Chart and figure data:

-=-=-

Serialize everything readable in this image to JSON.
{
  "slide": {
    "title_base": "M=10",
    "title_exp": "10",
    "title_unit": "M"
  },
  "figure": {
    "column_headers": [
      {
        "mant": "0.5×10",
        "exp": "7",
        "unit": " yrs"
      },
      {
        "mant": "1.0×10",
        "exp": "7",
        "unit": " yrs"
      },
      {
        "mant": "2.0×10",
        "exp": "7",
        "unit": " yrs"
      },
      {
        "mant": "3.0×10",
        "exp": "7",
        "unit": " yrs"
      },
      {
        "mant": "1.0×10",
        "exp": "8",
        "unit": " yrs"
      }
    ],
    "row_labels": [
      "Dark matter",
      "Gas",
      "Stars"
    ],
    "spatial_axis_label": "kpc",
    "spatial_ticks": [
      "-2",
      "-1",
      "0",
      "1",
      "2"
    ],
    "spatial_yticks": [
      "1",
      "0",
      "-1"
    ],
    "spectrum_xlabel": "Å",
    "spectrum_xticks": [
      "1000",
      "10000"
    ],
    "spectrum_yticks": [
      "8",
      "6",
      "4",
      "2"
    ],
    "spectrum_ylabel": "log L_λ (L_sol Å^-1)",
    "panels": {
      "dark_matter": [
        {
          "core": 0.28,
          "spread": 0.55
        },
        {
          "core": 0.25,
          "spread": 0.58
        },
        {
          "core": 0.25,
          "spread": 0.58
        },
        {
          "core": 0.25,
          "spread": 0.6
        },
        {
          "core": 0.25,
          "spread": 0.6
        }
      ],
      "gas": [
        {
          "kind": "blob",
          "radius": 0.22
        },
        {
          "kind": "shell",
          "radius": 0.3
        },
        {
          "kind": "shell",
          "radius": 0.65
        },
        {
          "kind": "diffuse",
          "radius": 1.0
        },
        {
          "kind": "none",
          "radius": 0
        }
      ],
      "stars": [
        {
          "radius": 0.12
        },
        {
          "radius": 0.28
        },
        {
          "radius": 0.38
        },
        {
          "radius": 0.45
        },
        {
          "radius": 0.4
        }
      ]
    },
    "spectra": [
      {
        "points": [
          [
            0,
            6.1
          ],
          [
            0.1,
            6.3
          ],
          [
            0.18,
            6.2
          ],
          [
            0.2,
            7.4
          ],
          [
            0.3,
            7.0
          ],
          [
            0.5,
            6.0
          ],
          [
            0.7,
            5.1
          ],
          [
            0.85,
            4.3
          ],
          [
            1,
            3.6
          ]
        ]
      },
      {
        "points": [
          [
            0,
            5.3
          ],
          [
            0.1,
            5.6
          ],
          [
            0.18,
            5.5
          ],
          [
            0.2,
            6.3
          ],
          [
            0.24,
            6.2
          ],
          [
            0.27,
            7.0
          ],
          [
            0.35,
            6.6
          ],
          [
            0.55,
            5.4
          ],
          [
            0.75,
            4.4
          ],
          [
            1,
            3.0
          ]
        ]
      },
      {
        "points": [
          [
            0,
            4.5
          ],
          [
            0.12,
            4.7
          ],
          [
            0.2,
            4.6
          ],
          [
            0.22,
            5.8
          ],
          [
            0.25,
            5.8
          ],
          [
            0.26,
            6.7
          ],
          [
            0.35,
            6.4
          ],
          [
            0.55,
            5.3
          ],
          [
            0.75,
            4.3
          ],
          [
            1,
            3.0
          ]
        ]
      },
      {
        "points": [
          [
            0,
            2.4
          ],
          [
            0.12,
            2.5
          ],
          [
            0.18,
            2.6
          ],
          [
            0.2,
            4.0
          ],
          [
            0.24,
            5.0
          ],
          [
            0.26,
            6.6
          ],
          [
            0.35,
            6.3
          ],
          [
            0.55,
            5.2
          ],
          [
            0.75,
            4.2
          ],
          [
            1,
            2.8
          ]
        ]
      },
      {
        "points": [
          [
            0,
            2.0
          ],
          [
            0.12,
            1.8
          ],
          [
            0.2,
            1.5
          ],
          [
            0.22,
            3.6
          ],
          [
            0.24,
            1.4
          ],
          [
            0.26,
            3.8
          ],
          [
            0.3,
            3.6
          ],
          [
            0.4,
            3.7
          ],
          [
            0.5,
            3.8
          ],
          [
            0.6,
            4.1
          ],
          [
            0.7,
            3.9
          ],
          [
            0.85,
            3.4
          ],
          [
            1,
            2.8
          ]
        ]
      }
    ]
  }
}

-=-=-

• THE REQUEST: Without changing a word, restate the whole listing.

• RESULT:
Serialize everything readable in this image to JSON.
{
  "slide": {
    "title_base": "M=10",
    "title_exp": "10",
    "title_unit": "M"
  },
  "figure": {
    "column_headers": [
      {
        "mant": "0.5×10",
        "exp": "7",
        "unit": " yrs"
      },
      {
        "mant": "1.0×10",
        "exp": "7",
        "unit": " yrs"
      },
      {
        "mant": "2.0×10",
        "exp": "7",
        "unit": " yrs"
      },
      {
        "mant": "3.0×10",
        "exp": "7",
        "unit": " yrs"
      },
      {
        "mant": "1.0×10",
        "exp": "8",
        "unit": " yrs"
      }
    ],
    "row_labels": [
      "Dark matter",
      "Gas",
      "Stars"
    ],
    "spatial_axis_label": "kpc",
    "spatial_ticks": [
      "-2",
      "-1",
      "0",
      "1",
      "2"
    ],
    "spatial_yticks": [
      "1",
      "0",
      "-1"
    ],
    "spectrum_xlabel": "Å",
    "spectrum_xticks": [
      "1000",
      "10000"
    ],
    "spectrum_yticks": [
      "8",
      "6",
      "4",
      "2"
    ],
    "spectrum_ylabel": "log L_λ (L_sol Å^-1)",
    "panels": {
      "dark_matter": [
        {
          "core": 0.28,
          "spread": 0.55
        },
        {
          "core": 0.25,
          "spread": 0.58
        },
        {
          "core": 0.25,
          "spread": 0.58
        },
        {
          "core": 0.25,
          "spread": 0.6
        },
        {
          "core": 0.25,
          "spread": 0.6
        }
      ],
      "gas": [
        {
          "kind": "blob",
          "radius": 0.22
        },
        {
          "kind": "shell",
          "radius": 0.3
        },
        {
          "kind": "shell",
          "radius": 0.65
        },
        {
          "kind": "diffuse",
          "radius": 1.0
        },
        {
          "kind": "none",
          "radius": 0
        }
      ],
      "stars": [
        {
          "radius": 0.12
        },
        {
          "radius": 0.28
        },
        {
          "radius": 0.38
        },
        {
          "radius": 0.45
        },
        {
          "radius": 0.4
        }
      ]
    },
    "spectra": [
      {
        "points": [
          [
            0,
            6.1
          ],
          [
            0.1,
            6.3
          ],
          [
            0.18,
            6.2
          ],
          [
            0.2,
            7.4
          ],
          [
            0.3,
            7.0
          ],
          [
            0.5,
            6.0
          ],
          [
            0.7,
            5.1
          ],
          [
            0.85,
            4.3
          ],
          [
            1,
            3.6
          ]
        ]
      },
      {
        "points": [
          [
            0,
            5.3
          ],
          [
            0.1,
            5.6
          ],
          [
            0.18,
            5.5
          ],
          [
            0.2,
            6.3
          ],
          [
            0.24,
            6.2
          ],
          [
            0.27,
            7.0
          ],
          [
            0.35,
            6.6
          ],
          [
            0.55,
            5.4
          ],
          [
            0.75,
            4.4
          ],
          [
            1,
            3.0
          ]
        ]
      },
      {
        "points": [
          [
            0,
            4.5
          ],
          [
            0.12,
            4.7
          ],
          [
            0.2,
            4.6
          ],
          [
            0.22,
            5.8
          ],
          [
            0.25,
            5.8
          ],
          [
            0.26,
            6.7
          ],
          [
            0.35,
            6.4
          ],
          [
            0.55,
            5.3
          ],
          [
            0.75,
            4.3
          ],
          [
            1,
            3.0
          ]
        ]
      },
      {
        "points": [
          [
            0,
            2.4
          ],
          [
            0.12,
            2.5
          ],
          [
            0.18,
            2.6
          ],
          [
            0.2,
            4.0
          ],
          [
            0.24,
            5.0
          ],
          [
            0.26,
            6.6
          ],
          [
            0.35,
            6.3
          ],
          [
            0.55,
            5.2
          ],
          [
            0.75,
            4.2
          ],
          [
            1,
            2.8
          ]
        ]
      },
      {
        "points": [
          [
            0,
            2.0
          ],
          [
            0.12,
            1.8
          ],
          [
            0.2,
            1.5
          ],
          [
            0.22,
            3.6
          ],
          [
            0.24,
            1.4
          ],
          [
            0.26,
            3.8
          ],
          [
            0.3,
            3.6
          ],
          [
            0.4,
            3.7
          ],
          [
            0.5,
            3.8
          ],
          [
            0.6,
            4.1
          ],
          [
            0.7,
            3.9
          ],
          [
            0.85,
            3.4
          ],
          [
            1,
            2.8
          ]
        ]
      }
    ]
  }
}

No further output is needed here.